** Begin Materials provided **

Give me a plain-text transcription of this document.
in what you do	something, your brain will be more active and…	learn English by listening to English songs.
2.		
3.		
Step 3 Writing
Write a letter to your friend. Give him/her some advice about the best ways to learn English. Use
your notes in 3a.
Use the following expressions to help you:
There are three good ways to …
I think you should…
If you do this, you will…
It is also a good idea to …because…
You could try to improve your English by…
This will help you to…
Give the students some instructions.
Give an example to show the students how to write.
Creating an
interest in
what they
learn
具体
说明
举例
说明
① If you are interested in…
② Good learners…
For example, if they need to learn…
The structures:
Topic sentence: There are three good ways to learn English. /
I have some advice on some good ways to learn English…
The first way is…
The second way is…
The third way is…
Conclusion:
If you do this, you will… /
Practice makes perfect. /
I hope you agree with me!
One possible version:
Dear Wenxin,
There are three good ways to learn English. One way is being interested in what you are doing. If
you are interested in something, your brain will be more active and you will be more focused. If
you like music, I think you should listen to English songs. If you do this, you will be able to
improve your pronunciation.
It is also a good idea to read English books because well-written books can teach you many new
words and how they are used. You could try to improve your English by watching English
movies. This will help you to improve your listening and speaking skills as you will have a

** End Materials provided **

Goal: Copy each line of the entries that includes the word "more".

Result below:
in what you do	something, your brain will be more active and…	learn English by listening to English songs.
you are interested in something, your brain will be more active and you will be more focused. If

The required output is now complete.